• Exercise directions:
Pictures do not belong in the copy; restate the records below word for word.
─── Data for processing ───
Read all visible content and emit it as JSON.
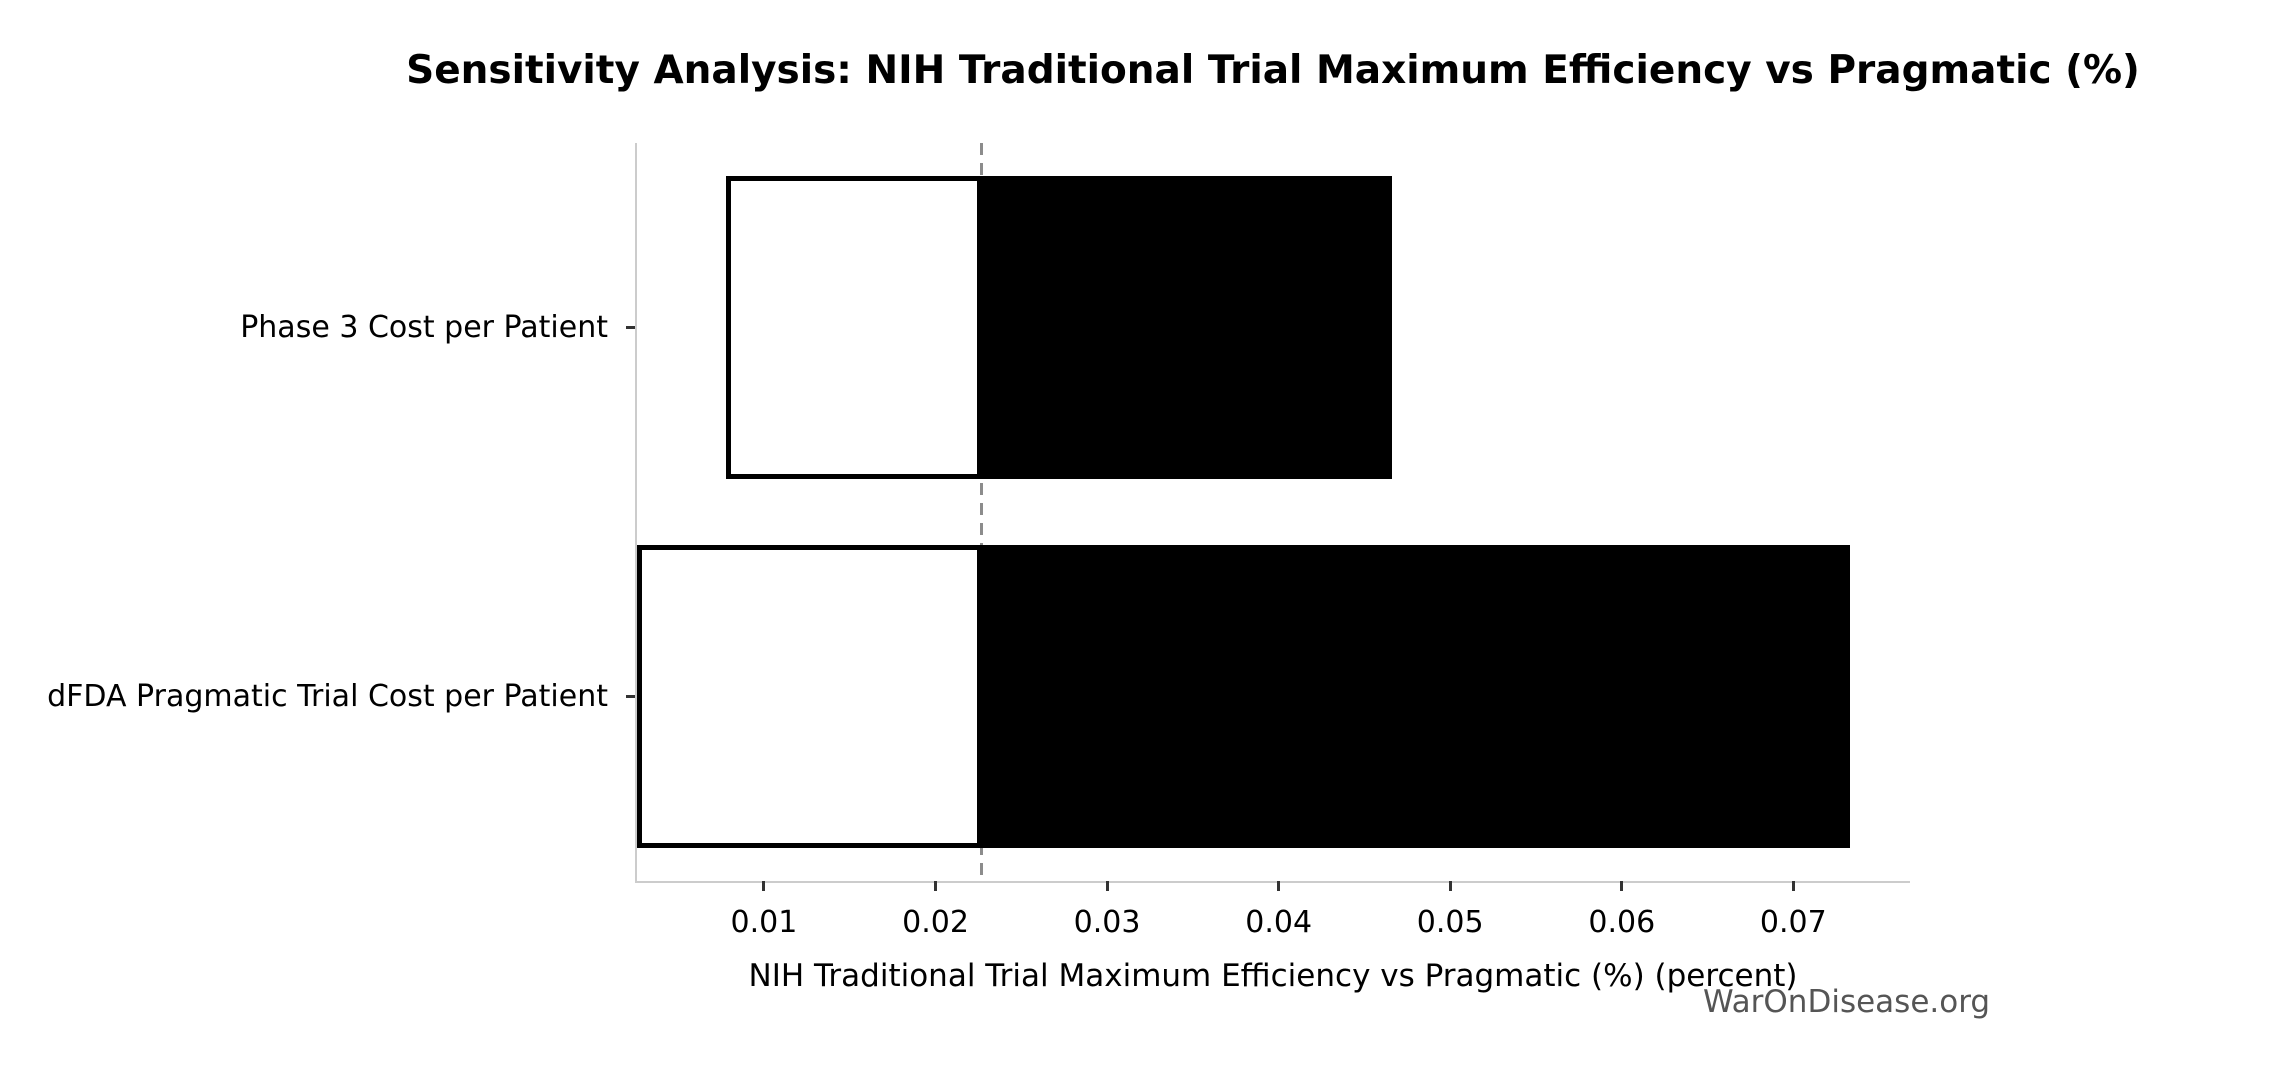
{
  "watermark": "WarOnDisease.org",
  "chart_data": {
    "type": "bar",
    "subtype": "tornado-sensitivity",
    "orientation": "horizontal",
    "title": "Sensitivity Analysis: NIH Traditional Trial Maximum Efficiency vs Pragmatic (%)",
    "xlabel": "NIH Traditional Trial Maximum Efficiency vs Pragmatic (%) (percent)",
    "ylabel": "",
    "categories": [
      "Phase 3 Cost per Patient",
      "dFDA Pragmatic Trial Cost per Patient"
    ],
    "series": [
      {
        "name": "low",
        "values": [
          0.0078,
          0.0026
        ]
      },
      {
        "name": "high",
        "values": [
          0.0466,
          0.0733
        ]
      }
    ],
    "baseline": 0.0227,
    "xlim": [
      0.0026,
      0.0768
    ],
    "xticks": [
      0.01,
      0.02,
      0.03,
      0.04,
      0.05,
      0.06,
      0.07
    ],
    "xtick_labels": [
      "0.01",
      "0.02",
      "0.03",
      "0.04",
      "0.05",
      "0.06",
      "0.07"
    ],
    "grid": false,
    "legend": false,
    "bar_height_fraction": 0.82,
    "colors": {
      "low_fill": "#ffffff",
      "high_fill": "#000000",
      "bar_edge": "#000000",
      "baseline_line": "#8c8c8c",
      "spine": "#cccccc",
      "tick_mark": "#333333",
      "text": "#000000",
      "watermark": "#555555",
      "background": "#ffffff"
    }
  }
}
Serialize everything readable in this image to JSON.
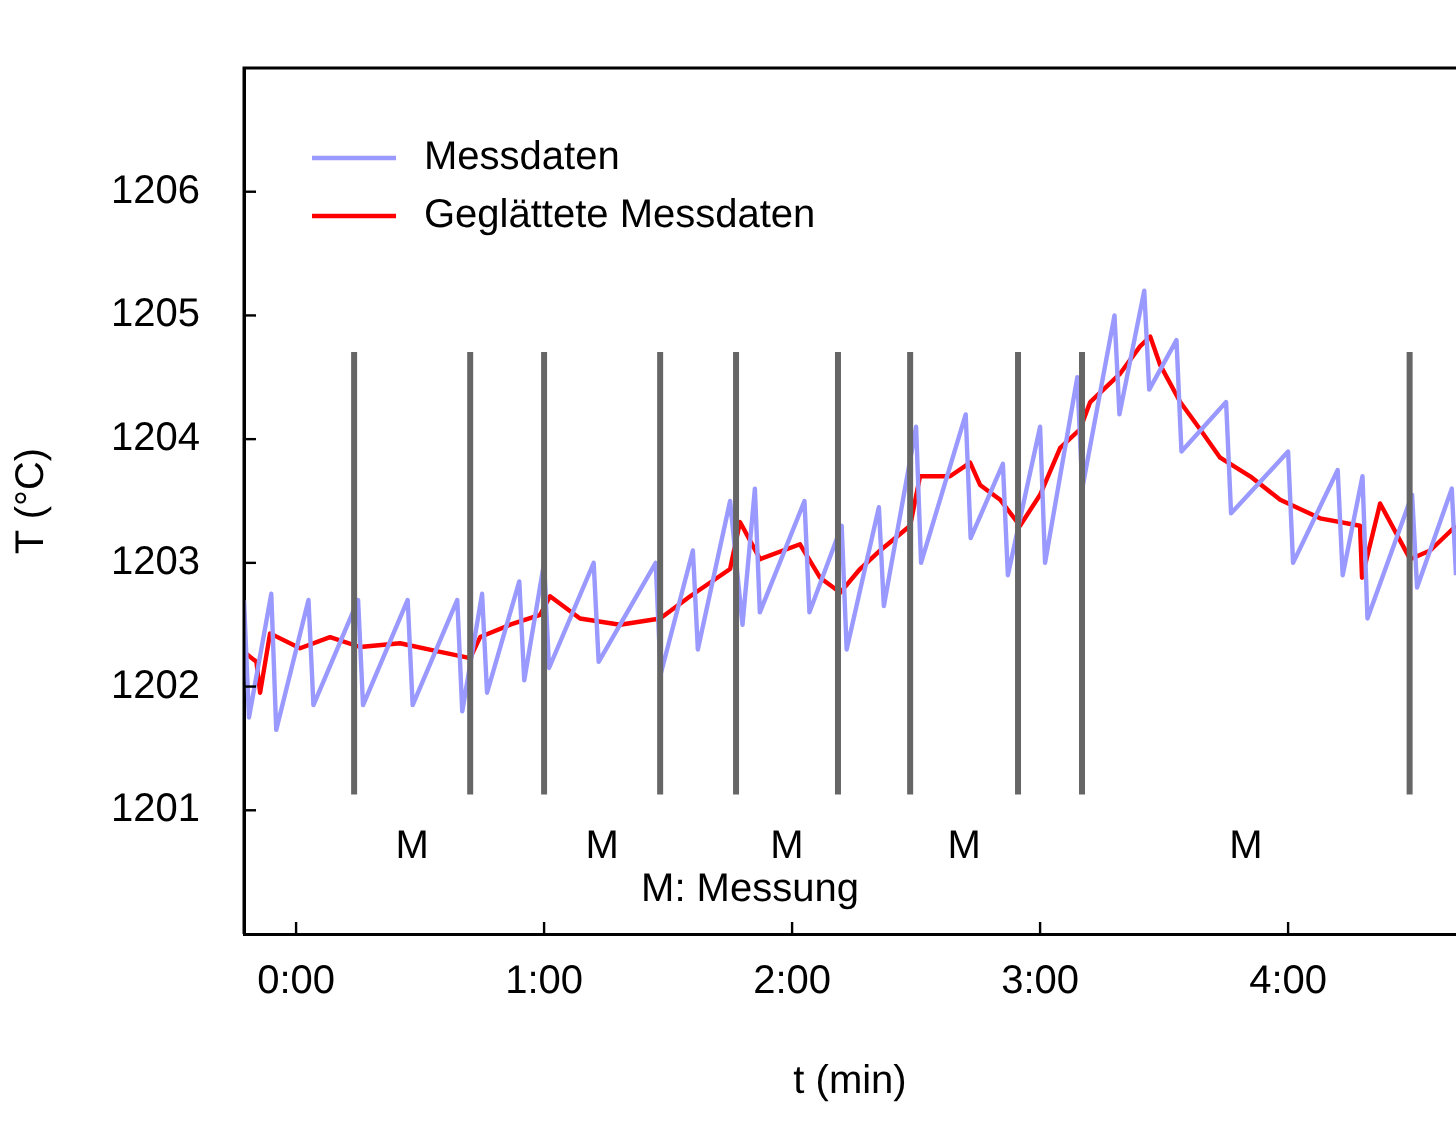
───
• Written solution:
Read all visible content and emit it as JSON.
{
  "watermark": "WarOnDisease.org",
  "chart_data": {
    "type": "bar",
    "subtype": "tornado-sensitivity",
    "orientation": "horizontal",
    "title": "Sensitivity Analysis: NIH Traditional Trial Maximum Efficiency vs Pragmatic (%)",
    "xlabel": "NIH Traditional Trial Maximum Efficiency vs Pragmatic (%) (percent)",
    "ylabel": "",
    "categories": [
      "Phase 3 Cost per Patient",
      "dFDA Pragmatic Trial Cost per Patient"
    ],
    "series": [
      {
        "name": "low",
        "values": [
          0.0078,
          0.0026
        ]
      },
      {
        "name": "high",
        "values": [
          0.0466,
          0.0733
        ]
      }
    ],
    "baseline": 0.0227,
    "xlim": [
      0.0026,
      0.0768
    ],
    "xticks": [
      0.01,
      0.02,
      0.03,
      0.04,
      0.05,
      0.06,
      0.07
    ],
    "xtick_labels": [
      "0.01",
      "0.02",
      "0.03",
      "0.04",
      "0.05",
      "0.06",
      "0.07"
    ],
    "grid": false,
    "legend": false,
    "bar_height_fraction": 0.82,
    "colors": {
      "low_fill": "#ffffff",
      "high_fill": "#000000",
      "bar_edge": "#000000",
      "baseline_line": "#8c8c8c",
      "spine": "#cccccc",
      "tick_mark": "#333333",
      "text": "#000000",
      "watermark": "#555555",
      "background": "#ffffff"
    }
  }
}
Serialize everything readable in this image to JSON.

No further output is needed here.